- What is asked
Extract every line of the material that holds the string "this".

(Dataset records)
--- --- ---

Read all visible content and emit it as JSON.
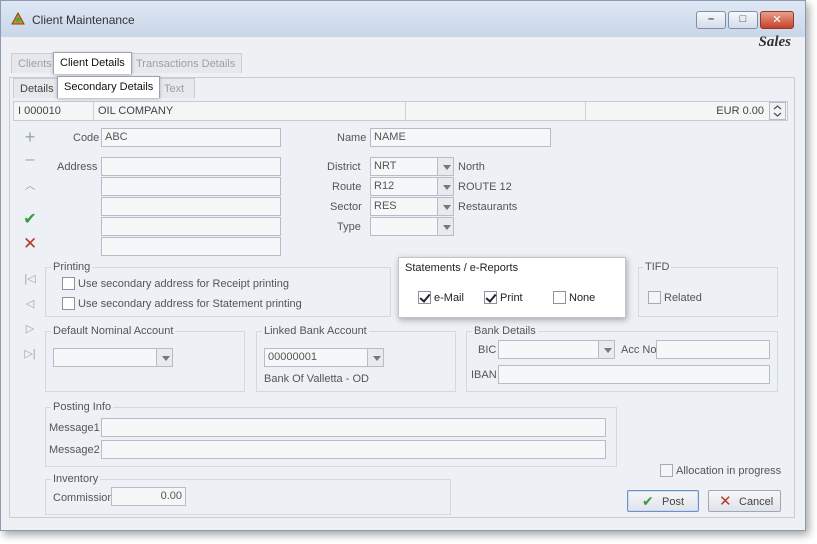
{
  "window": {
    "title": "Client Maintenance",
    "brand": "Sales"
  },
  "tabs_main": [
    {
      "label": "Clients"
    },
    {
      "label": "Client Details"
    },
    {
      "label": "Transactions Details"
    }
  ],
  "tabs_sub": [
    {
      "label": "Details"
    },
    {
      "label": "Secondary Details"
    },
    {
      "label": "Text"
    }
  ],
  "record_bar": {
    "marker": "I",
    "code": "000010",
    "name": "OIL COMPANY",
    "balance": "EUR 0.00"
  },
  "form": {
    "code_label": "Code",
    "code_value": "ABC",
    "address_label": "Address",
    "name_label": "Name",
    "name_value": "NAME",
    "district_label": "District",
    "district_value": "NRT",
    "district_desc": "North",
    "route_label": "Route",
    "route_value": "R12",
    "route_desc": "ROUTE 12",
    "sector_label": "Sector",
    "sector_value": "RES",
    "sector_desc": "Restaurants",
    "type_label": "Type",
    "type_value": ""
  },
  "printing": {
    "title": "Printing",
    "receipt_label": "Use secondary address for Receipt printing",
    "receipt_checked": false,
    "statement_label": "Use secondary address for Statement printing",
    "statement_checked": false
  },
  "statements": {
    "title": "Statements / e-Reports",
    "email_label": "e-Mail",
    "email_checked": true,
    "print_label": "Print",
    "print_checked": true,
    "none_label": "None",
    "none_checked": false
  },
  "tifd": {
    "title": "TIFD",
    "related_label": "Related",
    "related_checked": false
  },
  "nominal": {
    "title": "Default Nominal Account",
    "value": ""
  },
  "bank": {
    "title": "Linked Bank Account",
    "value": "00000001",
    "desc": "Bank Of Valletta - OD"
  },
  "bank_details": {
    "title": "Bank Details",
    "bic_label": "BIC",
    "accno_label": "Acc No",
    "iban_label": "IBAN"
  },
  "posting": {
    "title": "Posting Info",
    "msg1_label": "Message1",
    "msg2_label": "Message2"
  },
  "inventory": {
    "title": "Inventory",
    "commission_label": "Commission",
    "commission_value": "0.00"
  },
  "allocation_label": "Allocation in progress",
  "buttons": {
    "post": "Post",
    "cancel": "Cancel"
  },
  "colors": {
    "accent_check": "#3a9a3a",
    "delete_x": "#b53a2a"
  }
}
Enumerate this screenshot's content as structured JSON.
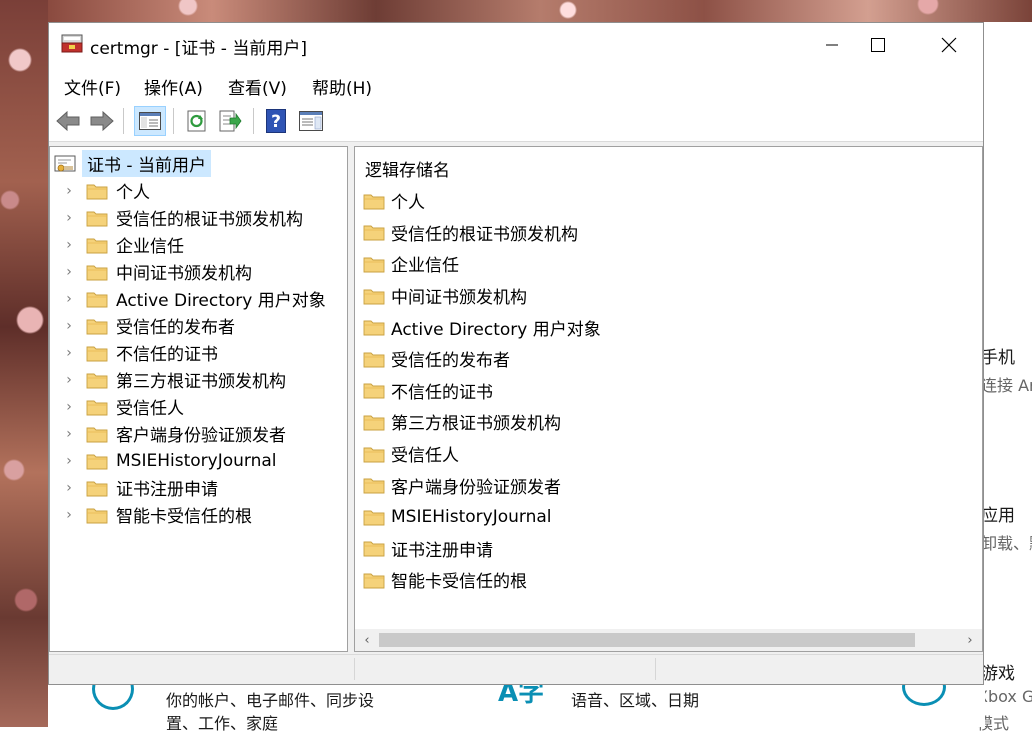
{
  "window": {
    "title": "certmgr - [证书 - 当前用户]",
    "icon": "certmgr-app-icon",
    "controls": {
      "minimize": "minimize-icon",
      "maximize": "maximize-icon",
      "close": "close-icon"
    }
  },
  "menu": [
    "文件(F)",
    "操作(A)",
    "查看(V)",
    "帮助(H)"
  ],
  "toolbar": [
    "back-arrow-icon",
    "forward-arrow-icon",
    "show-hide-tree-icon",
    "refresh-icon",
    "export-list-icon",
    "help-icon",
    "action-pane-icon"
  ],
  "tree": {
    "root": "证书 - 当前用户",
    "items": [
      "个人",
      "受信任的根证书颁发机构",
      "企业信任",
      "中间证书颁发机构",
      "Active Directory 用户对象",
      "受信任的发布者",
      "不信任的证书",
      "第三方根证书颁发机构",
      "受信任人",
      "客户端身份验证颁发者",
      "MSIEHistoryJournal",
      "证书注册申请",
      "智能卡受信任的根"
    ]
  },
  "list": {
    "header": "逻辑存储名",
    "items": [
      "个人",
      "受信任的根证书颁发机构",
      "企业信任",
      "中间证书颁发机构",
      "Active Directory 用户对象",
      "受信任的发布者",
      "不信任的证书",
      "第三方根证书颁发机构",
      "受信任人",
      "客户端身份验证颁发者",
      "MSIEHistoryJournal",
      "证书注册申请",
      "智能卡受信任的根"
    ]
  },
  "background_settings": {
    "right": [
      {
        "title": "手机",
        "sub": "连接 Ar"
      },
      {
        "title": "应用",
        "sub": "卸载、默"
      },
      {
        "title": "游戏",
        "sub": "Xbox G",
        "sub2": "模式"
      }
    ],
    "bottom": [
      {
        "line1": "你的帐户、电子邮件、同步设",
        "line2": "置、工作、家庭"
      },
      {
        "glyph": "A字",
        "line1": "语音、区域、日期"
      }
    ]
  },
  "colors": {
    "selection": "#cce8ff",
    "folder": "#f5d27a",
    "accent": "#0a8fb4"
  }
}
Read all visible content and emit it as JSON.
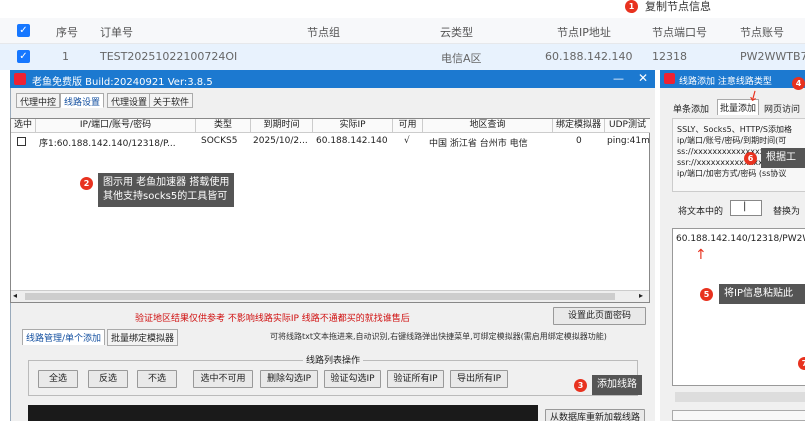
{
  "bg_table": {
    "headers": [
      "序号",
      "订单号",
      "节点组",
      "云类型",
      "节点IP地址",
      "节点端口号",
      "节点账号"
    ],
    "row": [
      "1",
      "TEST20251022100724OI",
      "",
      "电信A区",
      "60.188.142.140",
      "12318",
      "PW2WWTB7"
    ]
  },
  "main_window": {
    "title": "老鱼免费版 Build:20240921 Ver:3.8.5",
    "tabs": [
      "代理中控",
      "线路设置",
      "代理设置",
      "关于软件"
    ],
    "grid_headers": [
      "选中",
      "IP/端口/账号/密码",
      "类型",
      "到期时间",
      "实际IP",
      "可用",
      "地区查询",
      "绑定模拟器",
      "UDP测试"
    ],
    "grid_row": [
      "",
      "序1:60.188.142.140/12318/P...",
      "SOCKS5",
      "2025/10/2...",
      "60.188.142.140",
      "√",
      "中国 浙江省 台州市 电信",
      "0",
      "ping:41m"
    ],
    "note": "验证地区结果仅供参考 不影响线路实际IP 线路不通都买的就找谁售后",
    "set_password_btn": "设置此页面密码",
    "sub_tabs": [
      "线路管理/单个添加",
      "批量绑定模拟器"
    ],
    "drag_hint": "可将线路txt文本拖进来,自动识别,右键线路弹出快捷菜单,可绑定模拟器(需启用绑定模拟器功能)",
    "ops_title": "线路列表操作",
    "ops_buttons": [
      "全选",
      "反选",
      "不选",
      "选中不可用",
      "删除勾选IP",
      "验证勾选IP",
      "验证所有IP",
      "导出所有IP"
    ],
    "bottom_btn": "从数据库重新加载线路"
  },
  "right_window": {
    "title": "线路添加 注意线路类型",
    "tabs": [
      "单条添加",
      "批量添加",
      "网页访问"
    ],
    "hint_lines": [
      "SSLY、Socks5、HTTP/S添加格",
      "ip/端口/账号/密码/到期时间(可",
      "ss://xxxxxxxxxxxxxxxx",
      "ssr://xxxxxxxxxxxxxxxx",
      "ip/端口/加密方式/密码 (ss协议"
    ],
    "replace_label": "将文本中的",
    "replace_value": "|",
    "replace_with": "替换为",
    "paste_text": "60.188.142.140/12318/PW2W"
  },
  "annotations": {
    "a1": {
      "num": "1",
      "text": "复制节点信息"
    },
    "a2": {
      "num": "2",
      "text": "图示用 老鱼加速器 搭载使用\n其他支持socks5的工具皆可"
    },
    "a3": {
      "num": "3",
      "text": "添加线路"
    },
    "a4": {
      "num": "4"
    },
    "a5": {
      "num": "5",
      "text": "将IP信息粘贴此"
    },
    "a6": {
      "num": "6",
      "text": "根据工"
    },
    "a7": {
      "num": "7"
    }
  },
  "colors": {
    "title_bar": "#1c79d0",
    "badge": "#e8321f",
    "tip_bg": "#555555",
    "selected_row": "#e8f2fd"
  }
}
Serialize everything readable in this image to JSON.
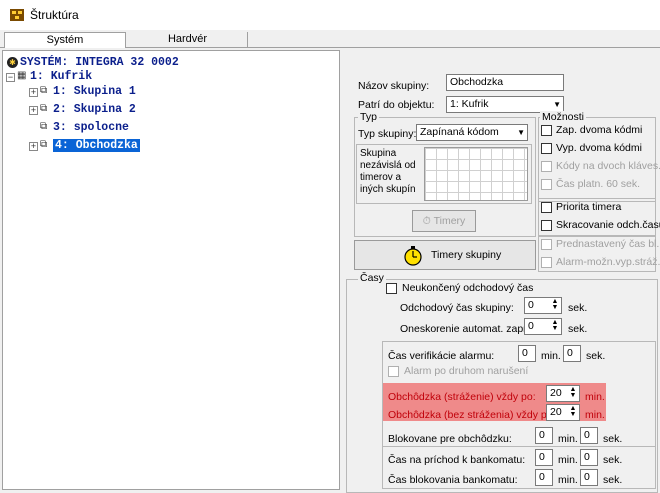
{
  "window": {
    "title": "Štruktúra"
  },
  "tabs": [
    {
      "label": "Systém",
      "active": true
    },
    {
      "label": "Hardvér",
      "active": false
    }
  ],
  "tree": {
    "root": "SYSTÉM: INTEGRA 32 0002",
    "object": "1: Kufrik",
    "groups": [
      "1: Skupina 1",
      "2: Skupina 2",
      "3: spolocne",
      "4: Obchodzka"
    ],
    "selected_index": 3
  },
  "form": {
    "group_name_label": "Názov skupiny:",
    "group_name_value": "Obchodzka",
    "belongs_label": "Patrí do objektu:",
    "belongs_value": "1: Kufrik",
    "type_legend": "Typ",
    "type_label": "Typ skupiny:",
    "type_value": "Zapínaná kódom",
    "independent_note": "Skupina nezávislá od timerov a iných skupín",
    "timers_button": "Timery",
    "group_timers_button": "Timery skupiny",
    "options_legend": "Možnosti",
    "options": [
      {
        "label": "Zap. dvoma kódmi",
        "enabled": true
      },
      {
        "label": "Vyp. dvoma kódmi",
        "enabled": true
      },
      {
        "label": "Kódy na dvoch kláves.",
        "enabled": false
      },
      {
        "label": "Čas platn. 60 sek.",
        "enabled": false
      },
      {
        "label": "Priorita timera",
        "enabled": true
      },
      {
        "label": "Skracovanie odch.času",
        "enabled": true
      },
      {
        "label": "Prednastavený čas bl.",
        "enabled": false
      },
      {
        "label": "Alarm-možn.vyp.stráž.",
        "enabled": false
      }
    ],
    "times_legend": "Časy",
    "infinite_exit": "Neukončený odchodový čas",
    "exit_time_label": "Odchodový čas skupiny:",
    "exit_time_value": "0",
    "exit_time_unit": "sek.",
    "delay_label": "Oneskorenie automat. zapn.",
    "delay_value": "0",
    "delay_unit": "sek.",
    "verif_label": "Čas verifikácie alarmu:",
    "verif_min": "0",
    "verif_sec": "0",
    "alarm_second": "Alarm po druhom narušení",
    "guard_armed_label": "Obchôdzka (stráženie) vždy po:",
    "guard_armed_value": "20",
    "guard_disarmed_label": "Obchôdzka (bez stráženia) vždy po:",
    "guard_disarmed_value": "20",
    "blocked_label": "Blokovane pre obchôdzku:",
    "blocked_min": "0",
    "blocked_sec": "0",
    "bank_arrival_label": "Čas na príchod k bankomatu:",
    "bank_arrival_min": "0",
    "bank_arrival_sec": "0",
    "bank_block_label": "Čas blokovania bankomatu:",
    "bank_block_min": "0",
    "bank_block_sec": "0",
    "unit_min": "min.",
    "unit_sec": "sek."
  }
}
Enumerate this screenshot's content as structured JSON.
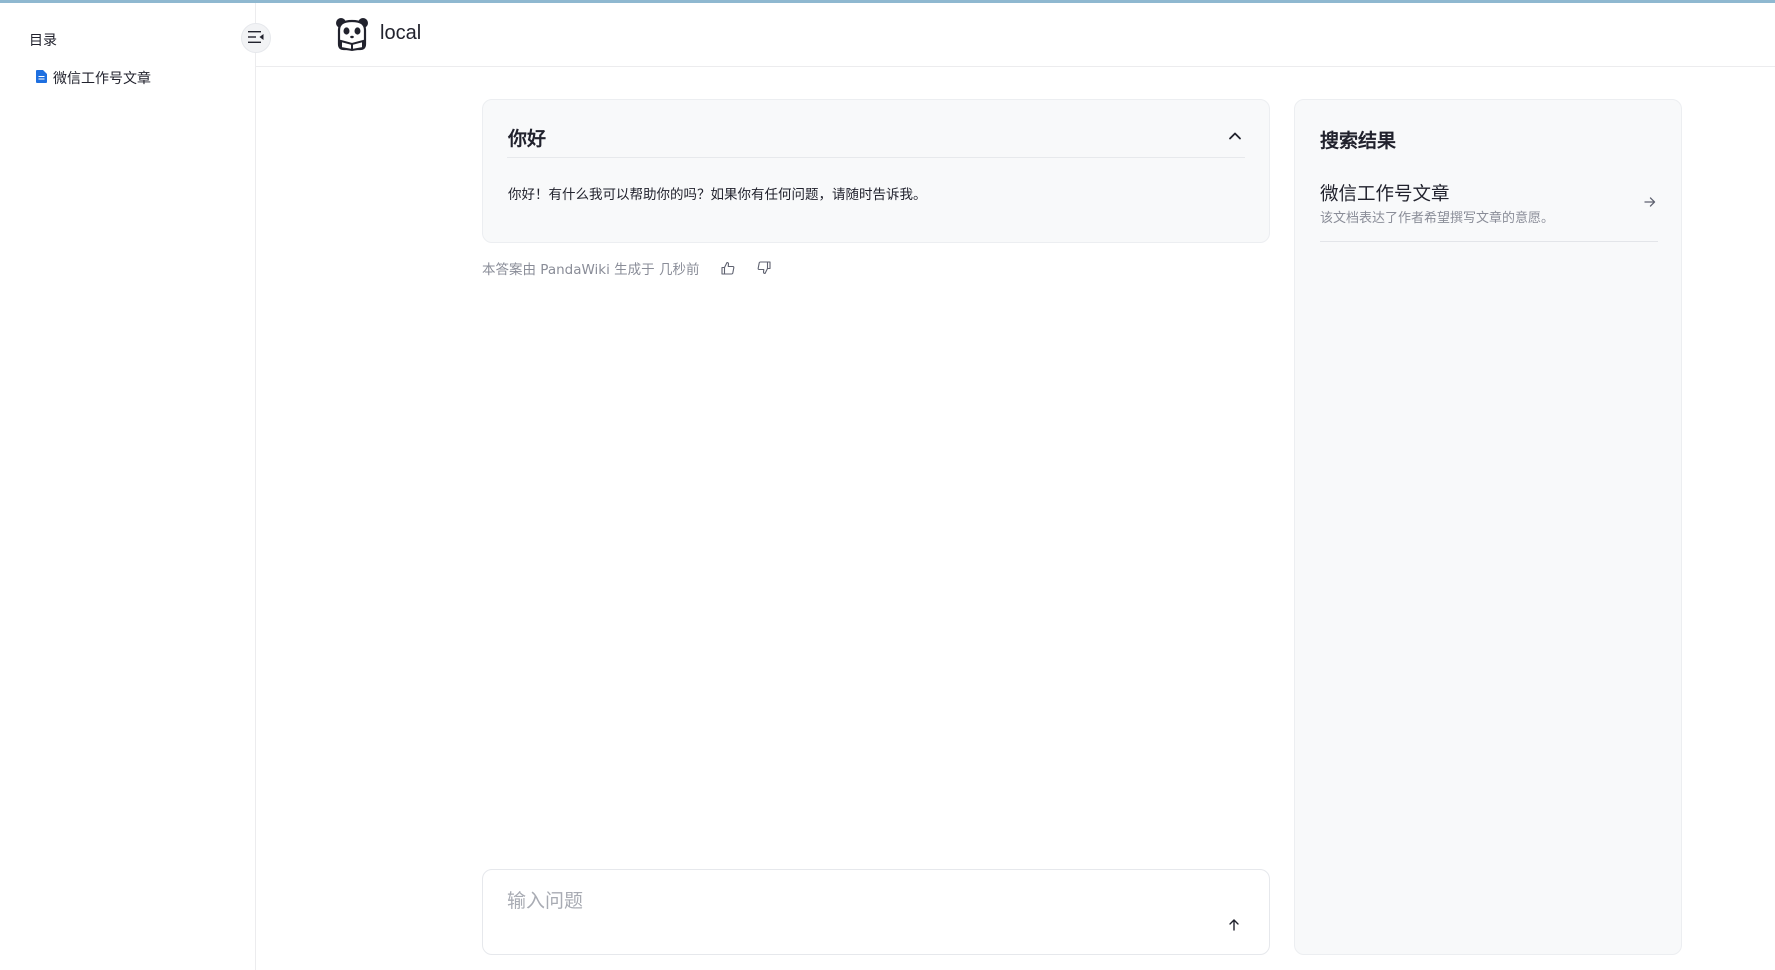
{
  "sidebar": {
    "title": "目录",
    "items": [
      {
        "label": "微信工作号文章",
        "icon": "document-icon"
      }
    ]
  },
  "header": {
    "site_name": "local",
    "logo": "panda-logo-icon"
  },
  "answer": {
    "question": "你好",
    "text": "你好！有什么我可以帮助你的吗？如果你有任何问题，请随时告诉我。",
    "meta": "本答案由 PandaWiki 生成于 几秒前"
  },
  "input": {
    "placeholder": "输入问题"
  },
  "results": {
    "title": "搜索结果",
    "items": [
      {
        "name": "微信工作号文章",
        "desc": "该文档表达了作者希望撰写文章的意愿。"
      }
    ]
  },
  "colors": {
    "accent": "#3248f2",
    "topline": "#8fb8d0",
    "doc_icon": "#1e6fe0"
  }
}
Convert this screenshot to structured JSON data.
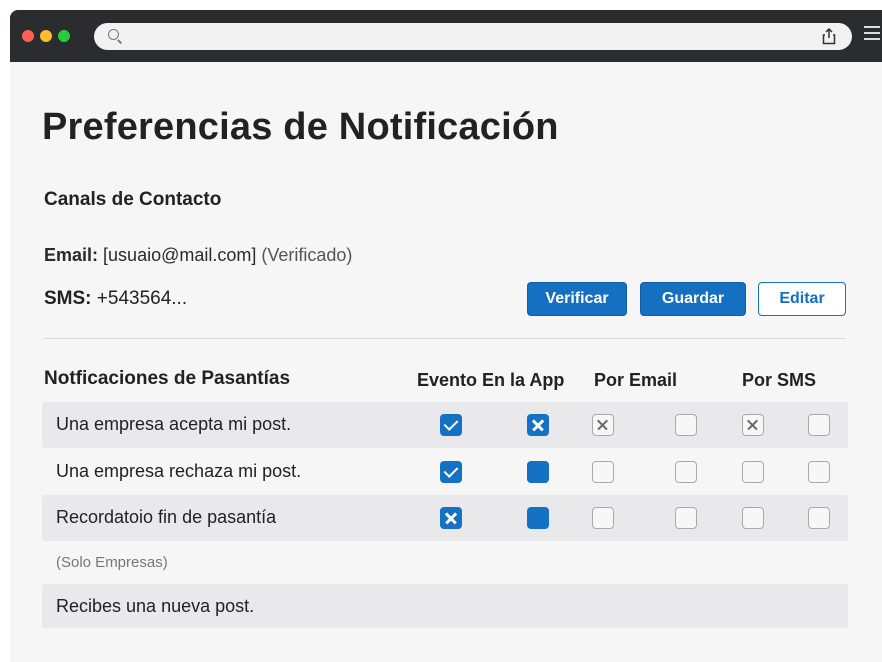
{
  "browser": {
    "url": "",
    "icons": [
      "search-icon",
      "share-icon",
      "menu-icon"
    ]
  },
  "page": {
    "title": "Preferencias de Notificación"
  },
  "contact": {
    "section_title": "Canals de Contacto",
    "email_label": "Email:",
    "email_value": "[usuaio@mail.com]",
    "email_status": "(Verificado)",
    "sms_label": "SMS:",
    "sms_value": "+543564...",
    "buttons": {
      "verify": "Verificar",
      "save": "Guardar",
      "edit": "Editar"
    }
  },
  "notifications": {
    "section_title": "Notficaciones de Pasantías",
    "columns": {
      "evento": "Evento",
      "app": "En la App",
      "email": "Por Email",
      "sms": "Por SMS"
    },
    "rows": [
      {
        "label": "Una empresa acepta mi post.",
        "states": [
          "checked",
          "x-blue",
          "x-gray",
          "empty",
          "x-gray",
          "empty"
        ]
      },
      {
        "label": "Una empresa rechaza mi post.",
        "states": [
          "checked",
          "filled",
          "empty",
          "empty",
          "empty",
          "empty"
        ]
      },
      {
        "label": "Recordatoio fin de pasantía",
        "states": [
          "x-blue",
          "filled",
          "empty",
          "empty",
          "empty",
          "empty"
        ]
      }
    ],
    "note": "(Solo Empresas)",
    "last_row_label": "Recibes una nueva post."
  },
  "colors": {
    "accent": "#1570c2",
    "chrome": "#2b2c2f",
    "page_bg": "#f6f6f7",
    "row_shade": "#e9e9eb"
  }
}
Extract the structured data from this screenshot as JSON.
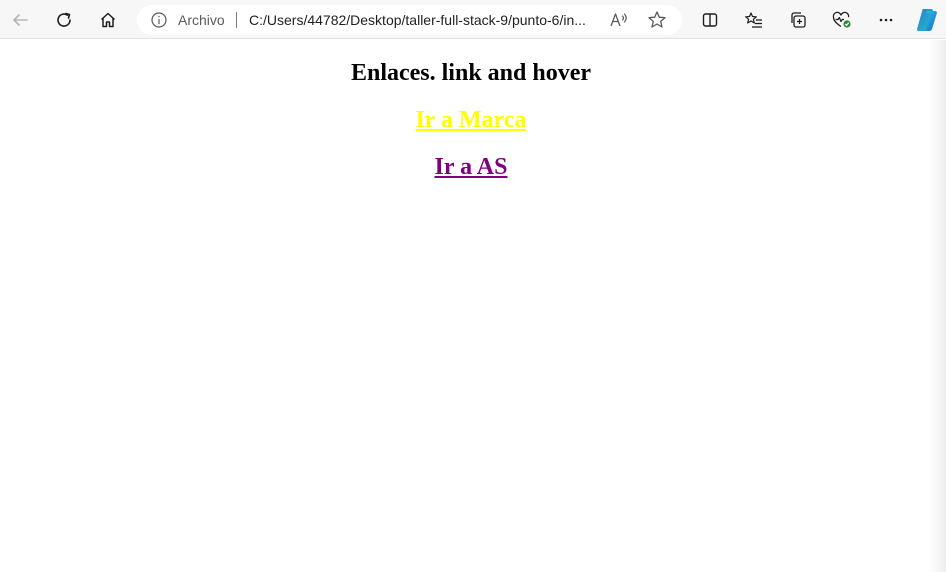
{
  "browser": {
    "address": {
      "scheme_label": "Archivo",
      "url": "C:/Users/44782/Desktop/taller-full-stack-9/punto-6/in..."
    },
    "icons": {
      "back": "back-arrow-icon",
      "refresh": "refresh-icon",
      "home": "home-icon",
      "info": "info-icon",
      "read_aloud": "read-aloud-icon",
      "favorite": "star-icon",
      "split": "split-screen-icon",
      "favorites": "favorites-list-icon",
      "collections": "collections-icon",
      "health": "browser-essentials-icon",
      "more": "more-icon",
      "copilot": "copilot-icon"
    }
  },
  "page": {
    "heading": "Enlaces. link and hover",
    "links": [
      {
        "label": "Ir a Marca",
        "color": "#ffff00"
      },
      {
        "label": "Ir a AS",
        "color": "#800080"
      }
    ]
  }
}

--- --- ---

- Correct result
Enumerate this screenshot's content as structured JSON.
Serialize everything readable in this image to JSON.
Enumerate this screenshot's content as structured JSON.
Convert this screenshot to structured JSON data.
Extract the structured data from this screenshot as JSON.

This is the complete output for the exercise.